- _REQUIREMENT_
Return only the number of lines that hold "mukaiset".

Records contained in a dataset:
◆ ◆ ◆ ◆ ◆
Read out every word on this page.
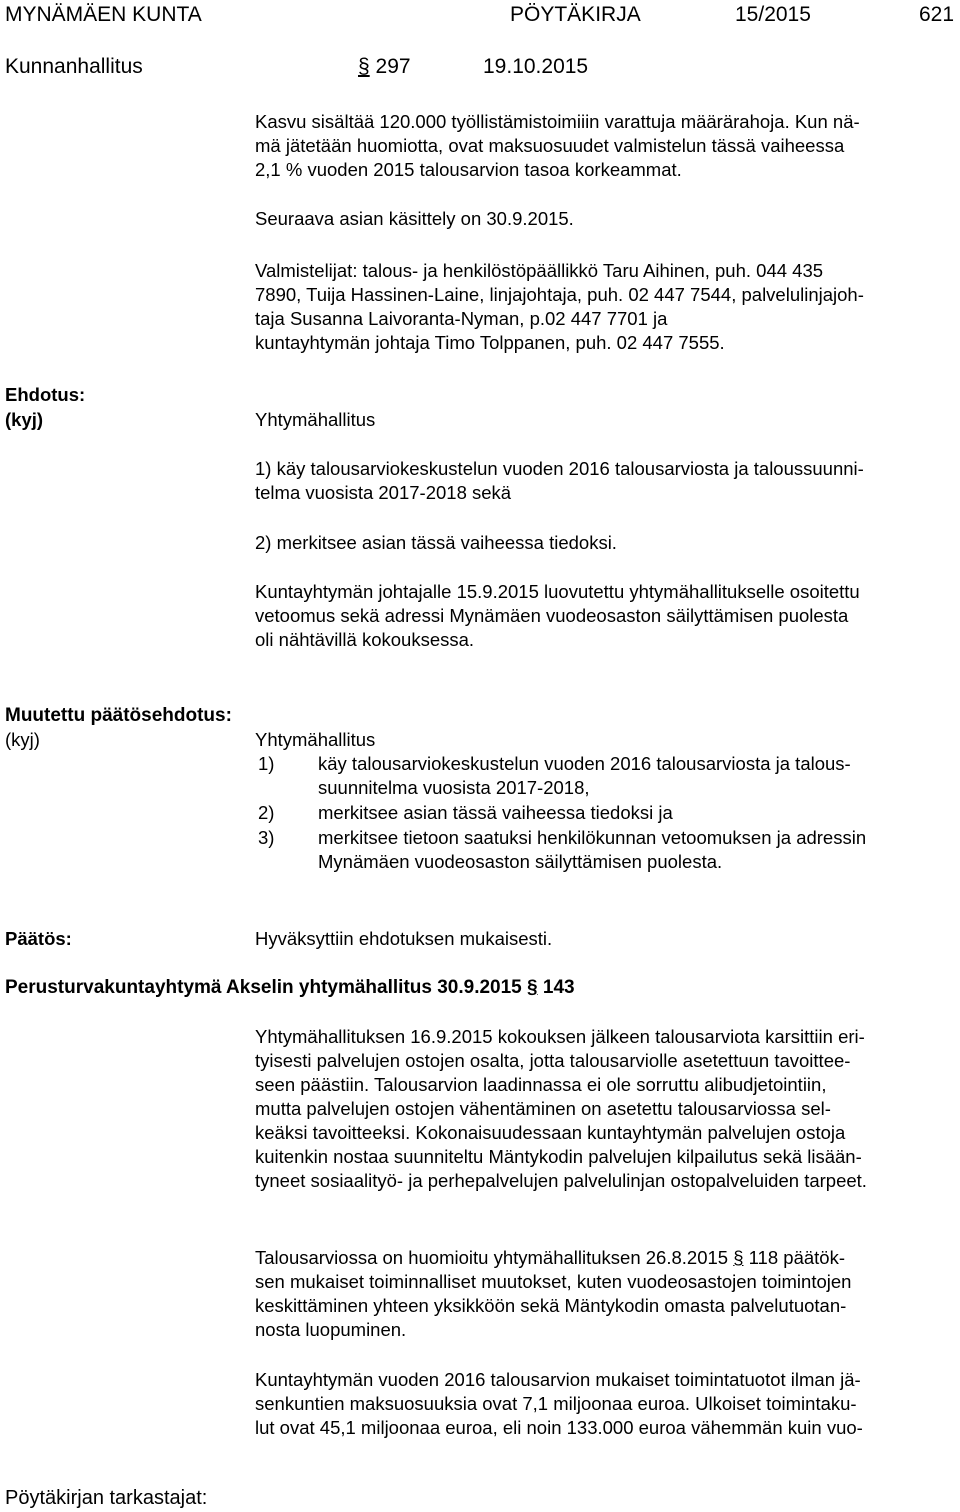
MYNÄMÄEN KUNTA	PÖYTÄKIRJA	15/2015	621
Kunnanhallitus	§ 297	19.10.2015
Kasvu sisältää 120.000 työllistämistoimiiin varattuja määrärahoja. Kun nä-
mä jätetään huomiotta, ovat maksuosuudet valmistelun tässä vaiheessa
2,1 % vuoden 2015 talousarvion tasoa korkeammat.
Seuraava asian käsittely on 30.9.2015.
Valmistelijat: talous- ja henkilöstöpäällikkö Taru Aihinen, puh. 044 435
7890, Tuija Hassinen-Laine, linjajohtaja, puh. 02 447 7544, palvelulinjajoh-
taja Susanna Laivoranta-Nyman, p.02 447 7701 ja
kuntayhtymän johtaja Timo Tolppanen, puh. 02 447 7555.
Ehdotus:
(kyj)	Yhtymähallitus
1) käy talousarviokeskustelun vuoden 2016 talousarviosta ja taloussuunni-
telma vuosista 2017-2018 sekä
2) merkitsee asian tässä vaiheessa tiedoksi.
Kuntayhtymän johtajalle 15.9.2015 luovutettu yhtymähallitukselle osoitettu
vetoomus sekä adressi Mynämäen vuodeosaston säilyttämisen puolesta
oli nähtävillä kokouksessa.
Muutettu päätösehdotus:
(kyj)	Yhtymähallitus
1) käy talousarviokeskustelun vuoden 2016 talousarviosta ja talous-
suunnitelma vuosista 2017-2018,
2) merkitsee asian tässä vaiheessa tiedoksi ja
3) merkitsee tietoon saatuksi henkilökunnan vetoomuksen ja adressin
Mynämäen vuodeosaston säilyttämisen puolesta.
Päätös:	Hyväksyttiin ehdotuksen mukaisesti.
Perusturvakuntayhtymä Akselin yhtymähallitus 30.9.2015 § 143
Yhtymähallituksen 16.9.2015 kokouksen jälkeen talousarviota karsittiin eri-
tyisesti palvelujen ostojen osalta, jotta talousarviolle asetettuun tavoittee-
seen päästiin. Talousarvion laadinnassa ei ole sorruttu alibudjetointiin,
mutta palvelujen ostojen vähentäminen on asetettu talousarviossa sel-
keäksi tavoitteeksi. Kokonaisuudessaan kuntayhtymän palvelujen ostoja
kuitenkin nostaa suunniteltu Mäntykodin palvelujen kilpailutus sekä lisään-
tyneet sosiaalityö- ja perhepalvelujen palvelulinjan ostopalveluiden tarpeet.
Talousarviossa on huomioitu yhtymähallituksen 26.8.2015 § 118 päätök-
sen mukaiset toiminnalliset muutokset, kuten vuodeosastojen toimintojen
keskittäminen yhteen yksikköön sekä Mäntykodin omasta palvelutuotan-
nosta luopuminen.
Kuntayhtymän vuoden 2016 talousarvion mukaiset toimintatuotot ilman jä-
senkuntien maksuosuuksia ovat 7,1 miljoonaa euroa. Ulkoiset toimintaku-
lut ovat 45,1 miljoonaa euroa, eli noin 133.000 euroa vähemmän kuin vuo-
Pöytäkirjan tarkastajat:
◆ ◆ ◆ ◆ ◆
- _REPLY_
2